Stated goal:
Transcribe the full listing exactly, and drop every picture.

(Saved data entries)
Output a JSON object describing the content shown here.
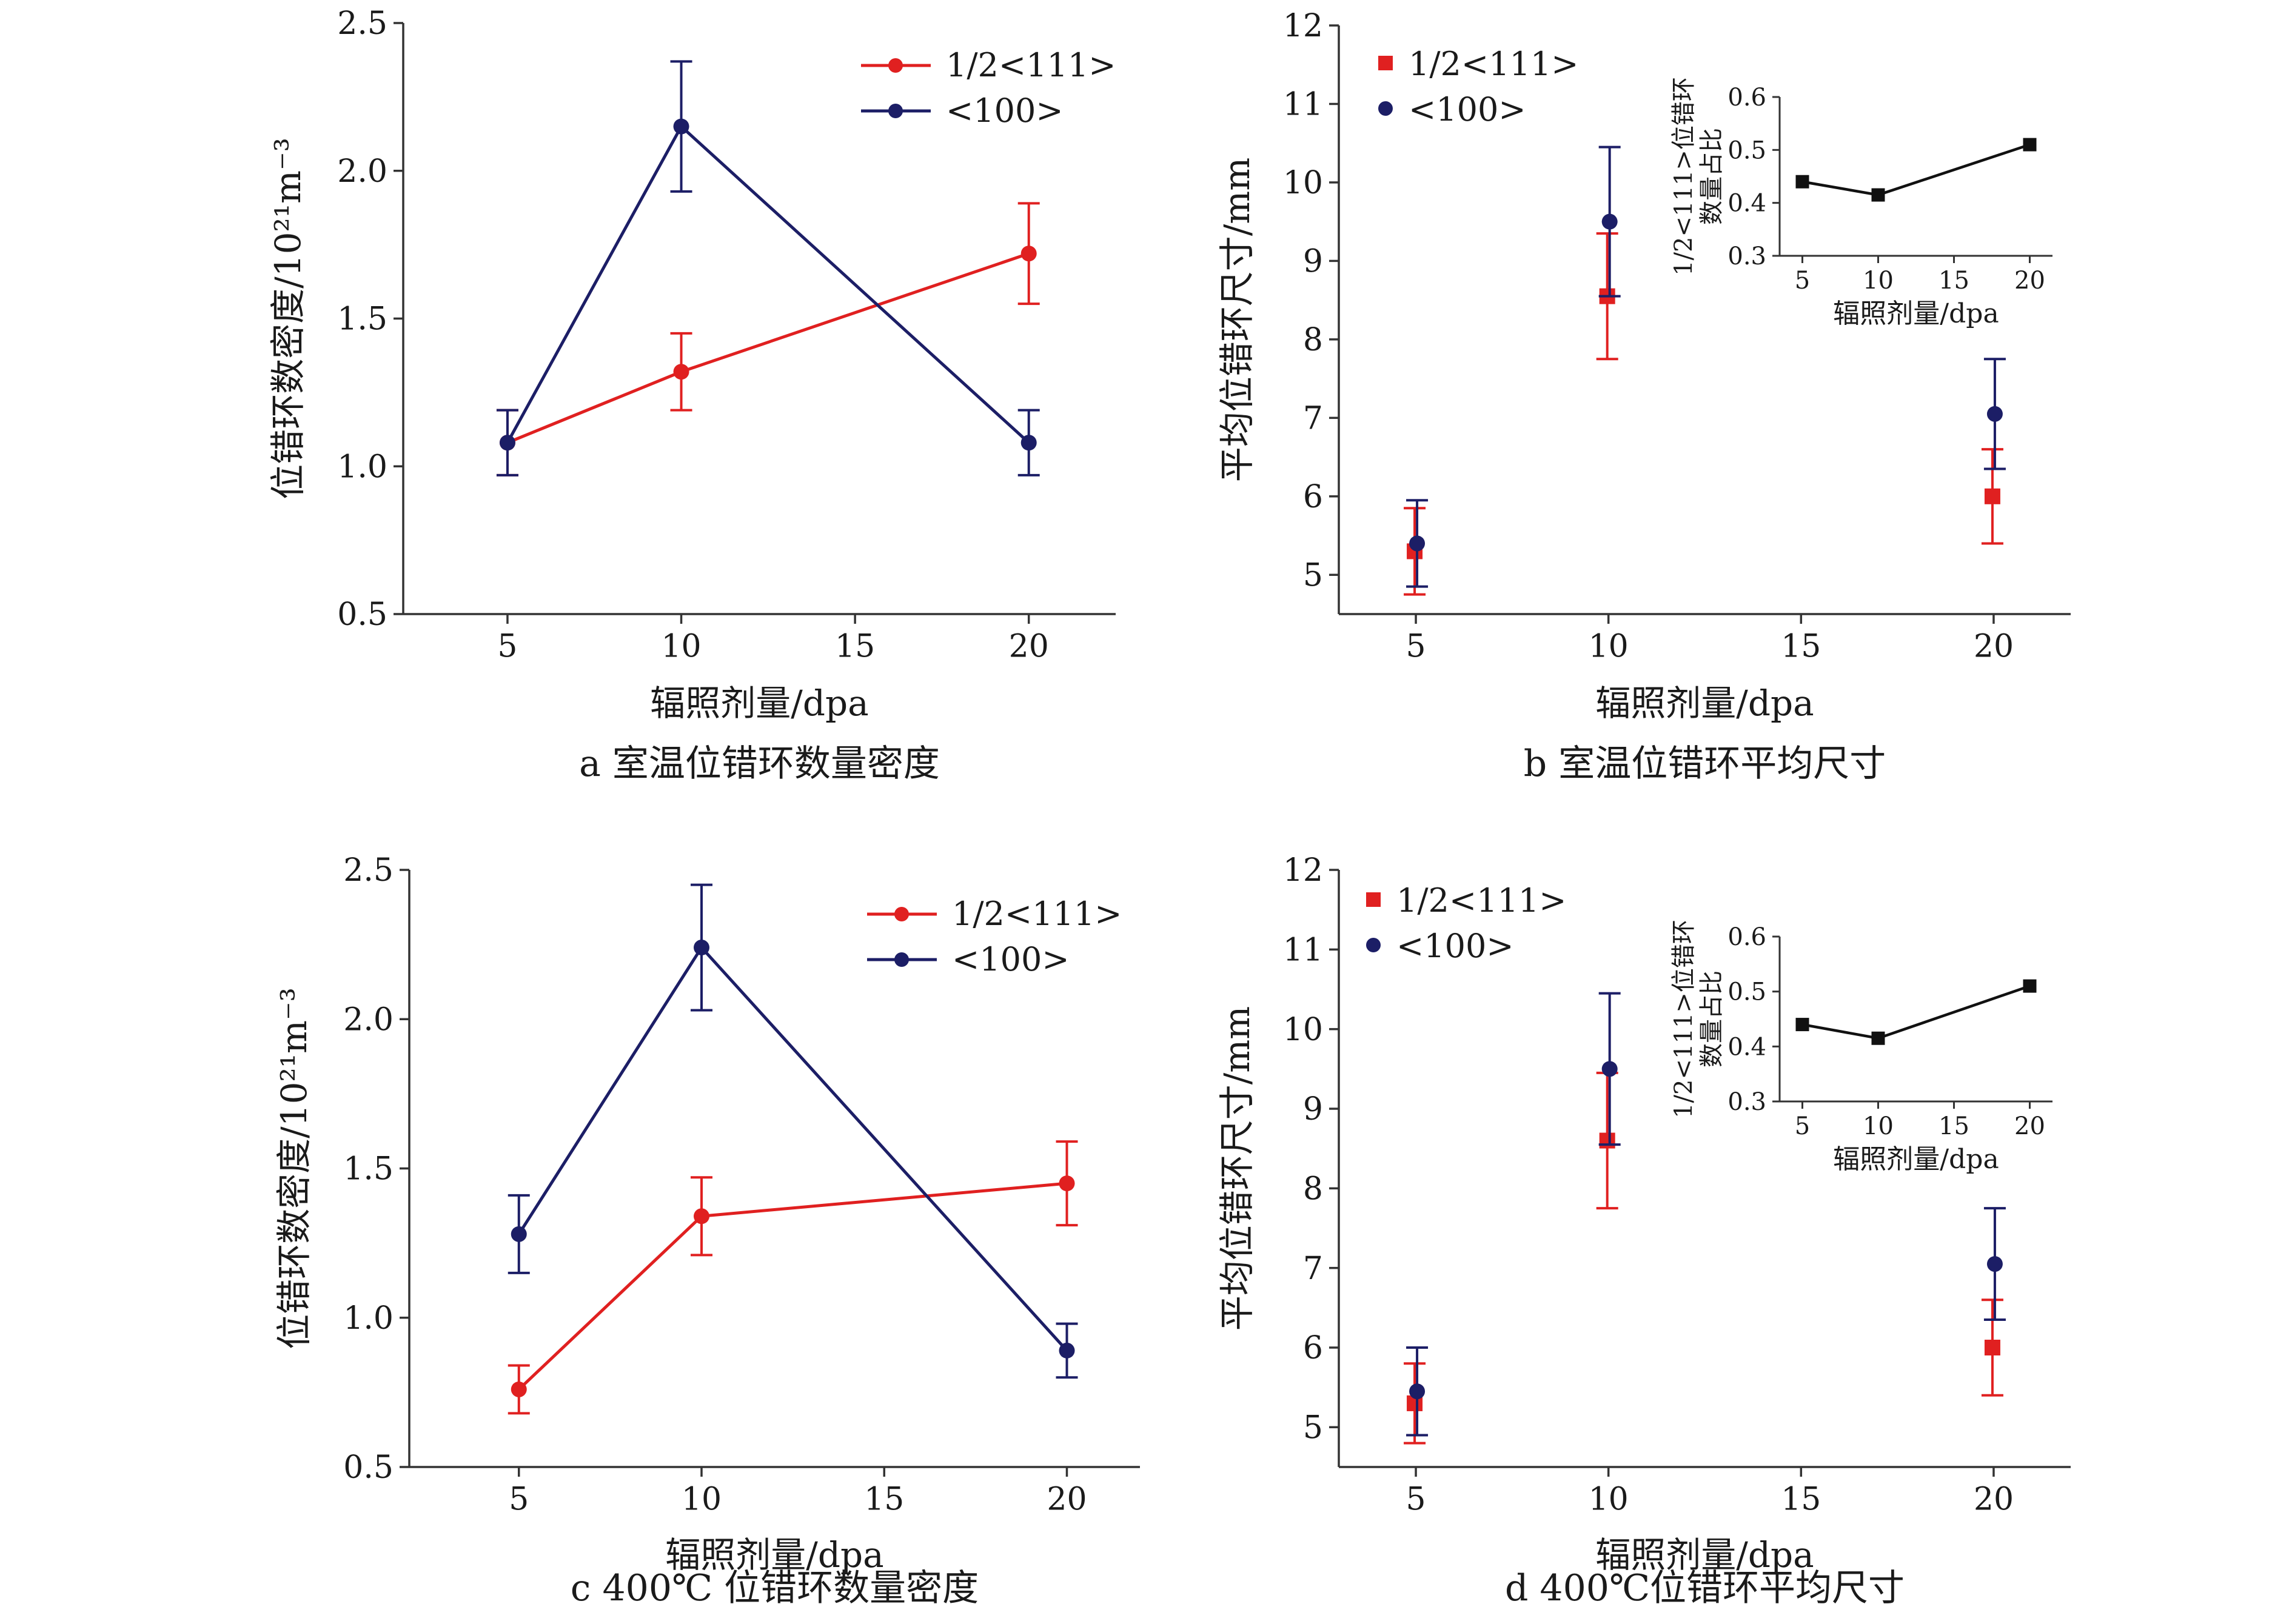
{
  "colors": {
    "red": "#e02020",
    "navy": "#1c1e66",
    "black": "#111111",
    "axis": "#333333"
  },
  "chart_data": [
    {
      "id": "a",
      "type": "line",
      "caption": "a  室温位错环数量密度",
      "xlabel": "辐照剂量/dpa",
      "ylabel": "位错环数密度/10²¹m⁻³",
      "xlim": [
        2,
        22.5
      ],
      "ylim": [
        0.5,
        2.5
      ],
      "xticks": [
        5,
        10,
        15,
        20
      ],
      "yticks": [
        0.5,
        1.0,
        1.5,
        2.0,
        2.5
      ],
      "ytick_labels": [
        "0.5",
        "1.0",
        "1.5",
        "2.0",
        "2.5"
      ],
      "legend": "top-right",
      "series": [
        {
          "name": "1/2<111>",
          "color": "#e02020",
          "marker": "circle",
          "connected": true,
          "x": [
            5,
            10,
            20
          ],
          "y": [
            1.08,
            1.32,
            1.72
          ],
          "err": [
            0.11,
            0.13,
            0.17
          ]
        },
        {
          "name": "<100>",
          "color": "#1c1e66",
          "marker": "circle",
          "connected": true,
          "x": [
            5,
            10,
            20
          ],
          "y": [
            1.08,
            2.15,
            1.08
          ],
          "err": [
            0.11,
            0.22,
            0.11
          ]
        }
      ]
    },
    {
      "id": "b",
      "type": "scatter",
      "caption": "b  室温位错环平均尺寸",
      "xlabel": "辐照剂量/dpa",
      "ylabel": "平均位错环尺寸/mm",
      "xlim": [
        3,
        22
      ],
      "ylim": [
        4.5,
        12
      ],
      "xticks": [
        5,
        10,
        15,
        20
      ],
      "yticks": [
        5,
        6,
        7,
        8,
        9,
        10,
        11,
        12
      ],
      "ytick_labels": [
        "5",
        "6",
        "7",
        "8",
        "9",
        "10",
        "11",
        "12"
      ],
      "legend": "top-left",
      "series": [
        {
          "name": "1/2<111>",
          "color": "#e02020",
          "marker": "square",
          "connected": false,
          "x": [
            5,
            10,
            20
          ],
          "y": [
            5.3,
            8.55,
            6.0
          ],
          "err": [
            0.55,
            0.8,
            0.6
          ]
        },
        {
          "name": "<100>",
          "color": "#1c1e66",
          "marker": "circle",
          "connected": false,
          "x": [
            5,
            10,
            20
          ],
          "y": [
            5.4,
            9.5,
            7.05
          ],
          "err": [
            0.55,
            0.95,
            0.7
          ]
        }
      ],
      "inset": {
        "type": "line",
        "xlabel": "辐照剂量/dpa",
        "ylabel_line1": "1/2<111>位错环",
        "ylabel_line2": "数量占比",
        "xlim": [
          3.5,
          21.5
        ],
        "ylim": [
          0.3,
          0.6
        ],
        "xticks": [
          5,
          10,
          15,
          20
        ],
        "yticks": [
          0.3,
          0.4,
          0.5,
          0.6
        ],
        "ytick_labels": [
          "0.3",
          "0.4",
          "0.5",
          "0.6"
        ],
        "series": [
          {
            "color": "#111111",
            "marker": "square",
            "connected": true,
            "x": [
              5,
              10,
              20
            ],
            "y": [
              0.44,
              0.415,
              0.51
            ]
          }
        ]
      }
    },
    {
      "id": "c",
      "type": "line",
      "caption": "c  400℃ 位错环数量密度",
      "xlabel": "辐照剂量/dpa",
      "ylabel": "位错环数密度/10²¹m⁻³",
      "xlim": [
        2,
        22
      ],
      "ylim": [
        0.5,
        2.5
      ],
      "xticks": [
        5,
        10,
        15,
        20
      ],
      "yticks": [
        0.5,
        1.0,
        1.5,
        2.0,
        2.5
      ],
      "ytick_labels": [
        "0.5",
        "1.0",
        "1.5",
        "2.0",
        "2.5"
      ],
      "legend": "top-right",
      "series": [
        {
          "name": "1/2<111>",
          "color": "#e02020",
          "marker": "circle",
          "connected": true,
          "x": [
            5,
            10,
            20
          ],
          "y": [
            0.76,
            1.34,
            1.45
          ],
          "err": [
            0.08,
            0.13,
            0.14
          ]
        },
        {
          "name": "<100>",
          "color": "#1c1e66",
          "marker": "circle",
          "connected": true,
          "x": [
            5,
            10,
            20
          ],
          "y": [
            1.28,
            2.24,
            0.89
          ],
          "err": [
            0.13,
            0.21,
            0.09
          ]
        }
      ]
    },
    {
      "id": "d",
      "type": "scatter",
      "caption": "d  400℃位错环平均尺寸",
      "xlabel": "辐照剂量/dpa",
      "ylabel": "平均位错环尺寸/mm",
      "xlim": [
        3,
        22
      ],
      "ylim": [
        4.5,
        12
      ],
      "xticks": [
        5,
        10,
        15,
        20
      ],
      "yticks": [
        5,
        6,
        7,
        8,
        9,
        10,
        11,
        12
      ],
      "ytick_labels": [
        "5",
        "6",
        "7",
        "8",
        "9",
        "10",
        "11",
        "12"
      ],
      "legend": "top-left",
      "series": [
        {
          "name": "1/2<111>",
          "color": "#e02020",
          "marker": "square",
          "connected": false,
          "x": [
            5,
            10,
            20
          ],
          "y": [
            5.3,
            8.6,
            6.0
          ],
          "err": [
            0.5,
            0.85,
            0.6
          ]
        },
        {
          "name": "<100>",
          "color": "#1c1e66",
          "marker": "circle",
          "connected": false,
          "x": [
            5,
            10,
            20
          ],
          "y": [
            5.45,
            9.5,
            7.05
          ],
          "err": [
            0.55,
            0.95,
            0.7
          ]
        }
      ],
      "inset": {
        "type": "line",
        "xlabel": "辐照剂量/dpa",
        "ylabel_line1": "1/2<111>位错环",
        "ylabel_line2": "数量占比",
        "xlim": [
          3.5,
          21.5
        ],
        "ylim": [
          0.3,
          0.6
        ],
        "xticks": [
          5,
          10,
          15,
          20
        ],
        "yticks": [
          0.3,
          0.4,
          0.5,
          0.6
        ],
        "ytick_labels": [
          "0.3",
          "0.4",
          "0.5",
          "0.6"
        ],
        "series": [
          {
            "color": "#111111",
            "marker": "square",
            "connected": true,
            "x": [
              5,
              10,
              20
            ],
            "y": [
              0.44,
              0.415,
              0.51
            ]
          }
        ]
      }
    }
  ]
}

Solution for this exercise:
Output a JSON object describing the content shown here.
{
  "colors": {
    "red": "#e02020",
    "navy": "#1c1e66",
    "black": "#111111",
    "axis": "#333333"
  },
  "chart_data": [
    {
      "id": "a",
      "type": "line",
      "caption": "a  室温位错环数量密度",
      "xlabel": "辐照剂量/dpa",
      "ylabel": "位错环数密度/10²¹m⁻³",
      "xlim": [
        2,
        22.5
      ],
      "ylim": [
        0.5,
        2.5
      ],
      "xticks": [
        5,
        10,
        15,
        20
      ],
      "yticks": [
        0.5,
        1.0,
        1.5,
        2.0,
        2.5
      ],
      "ytick_labels": [
        "0.5",
        "1.0",
        "1.5",
        "2.0",
        "2.5"
      ],
      "legend": "top-right",
      "series": [
        {
          "name": "1/2<111>",
          "color": "#e02020",
          "marker": "circle",
          "connected": true,
          "x": [
            5,
            10,
            20
          ],
          "y": [
            1.08,
            1.32,
            1.72
          ],
          "err": [
            0.11,
            0.13,
            0.17
          ]
        },
        {
          "name": "<100>",
          "color": "#1c1e66",
          "marker": "circle",
          "connected": true,
          "x": [
            5,
            10,
            20
          ],
          "y": [
            1.08,
            2.15,
            1.08
          ],
          "err": [
            0.11,
            0.22,
            0.11
          ]
        }
      ]
    },
    {
      "id": "b",
      "type": "scatter",
      "caption": "b  室温位错环平均尺寸",
      "xlabel": "辐照剂量/dpa",
      "ylabel": "平均位错环尺寸/mm",
      "xlim": [
        3,
        22
      ],
      "ylim": [
        4.5,
        12
      ],
      "xticks": [
        5,
        10,
        15,
        20
      ],
      "yticks": [
        5,
        6,
        7,
        8,
        9,
        10,
        11,
        12
      ],
      "ytick_labels": [
        "5",
        "6",
        "7",
        "8",
        "9",
        "10",
        "11",
        "12"
      ],
      "legend": "top-left",
      "series": [
        {
          "name": "1/2<111>",
          "color": "#e02020",
          "marker": "square",
          "connected": false,
          "x": [
            5,
            10,
            20
          ],
          "y": [
            5.3,
            8.55,
            6.0
          ],
          "err": [
            0.55,
            0.8,
            0.6
          ]
        },
        {
          "name": "<100>",
          "color": "#1c1e66",
          "marker": "circle",
          "connected": false,
          "x": [
            5,
            10,
            20
          ],
          "y": [
            5.4,
            9.5,
            7.05
          ],
          "err": [
            0.55,
            0.95,
            0.7
          ]
        }
      ],
      "inset": {
        "type": "line",
        "xlabel": "辐照剂量/dpa",
        "ylabel_line1": "1/2<111>位错环",
        "ylabel_line2": "数量占比",
        "xlim": [
          3.5,
          21.5
        ],
        "ylim": [
          0.3,
          0.6
        ],
        "xticks": [
          5,
          10,
          15,
          20
        ],
        "yticks": [
          0.3,
          0.4,
          0.5,
          0.6
        ],
        "ytick_labels": [
          "0.3",
          "0.4",
          "0.5",
          "0.6"
        ],
        "series": [
          {
            "color": "#111111",
            "marker": "square",
            "connected": true,
            "x": [
              5,
              10,
              20
            ],
            "y": [
              0.44,
              0.415,
              0.51
            ]
          }
        ]
      }
    },
    {
      "id": "c",
      "type": "line",
      "caption": "c  400℃ 位错环数量密度",
      "xlabel": "辐照剂量/dpa",
      "ylabel": "位错环数密度/10²¹m⁻³",
      "xlim": [
        2,
        22
      ],
      "ylim": [
        0.5,
        2.5
      ],
      "xticks": [
        5,
        10,
        15,
        20
      ],
      "yticks": [
        0.5,
        1.0,
        1.5,
        2.0,
        2.5
      ],
      "ytick_labels": [
        "0.5",
        "1.0",
        "1.5",
        "2.0",
        "2.5"
      ],
      "legend": "top-right",
      "series": [
        {
          "name": "1/2<111>",
          "color": "#e02020",
          "marker": "circle",
          "connected": true,
          "x": [
            5,
            10,
            20
          ],
          "y": [
            0.76,
            1.34,
            1.45
          ],
          "err": [
            0.08,
            0.13,
            0.14
          ]
        },
        {
          "name": "<100>",
          "color": "#1c1e66",
          "marker": "circle",
          "connected": true,
          "x": [
            5,
            10,
            20
          ],
          "y": [
            1.28,
            2.24,
            0.89
          ],
          "err": [
            0.13,
            0.21,
            0.09
          ]
        }
      ]
    },
    {
      "id": "d",
      "type": "scatter",
      "caption": "d  400℃位错环平均尺寸",
      "xlabel": "辐照剂量/dpa",
      "ylabel": "平均位错环尺寸/mm",
      "xlim": [
        3,
        22
      ],
      "ylim": [
        4.5,
        12
      ],
      "xticks": [
        5,
        10,
        15,
        20
      ],
      "yticks": [
        5,
        6,
        7,
        8,
        9,
        10,
        11,
        12
      ],
      "ytick_labels": [
        "5",
        "6",
        "7",
        "8",
        "9",
        "10",
        "11",
        "12"
      ],
      "legend": "top-left",
      "series": [
        {
          "name": "1/2<111>",
          "color": "#e02020",
          "marker": "square",
          "connected": false,
          "x": [
            5,
            10,
            20
          ],
          "y": [
            5.3,
            8.6,
            6.0
          ],
          "err": [
            0.5,
            0.85,
            0.6
          ]
        },
        {
          "name": "<100>",
          "color": "#1c1e66",
          "marker": "circle",
          "connected": false,
          "x": [
            5,
            10,
            20
          ],
          "y": [
            5.45,
            9.5,
            7.05
          ],
          "err": [
            0.55,
            0.95,
            0.7
          ]
        }
      ],
      "inset": {
        "type": "line",
        "xlabel": "辐照剂量/dpa",
        "ylabel_line1": "1/2<111>位错环",
        "ylabel_line2": "数量占比",
        "xlim": [
          3.5,
          21.5
        ],
        "ylim": [
          0.3,
          0.6
        ],
        "xticks": [
          5,
          10,
          15,
          20
        ],
        "yticks": [
          0.3,
          0.4,
          0.5,
          0.6
        ],
        "ytick_labels": [
          "0.3",
          "0.4",
          "0.5",
          "0.6"
        ],
        "series": [
          {
            "color": "#111111",
            "marker": "square",
            "connected": true,
            "x": [
              5,
              10,
              20
            ],
            "y": [
              0.44,
              0.415,
              0.51
            ]
          }
        ]
      }
    }
  ]
}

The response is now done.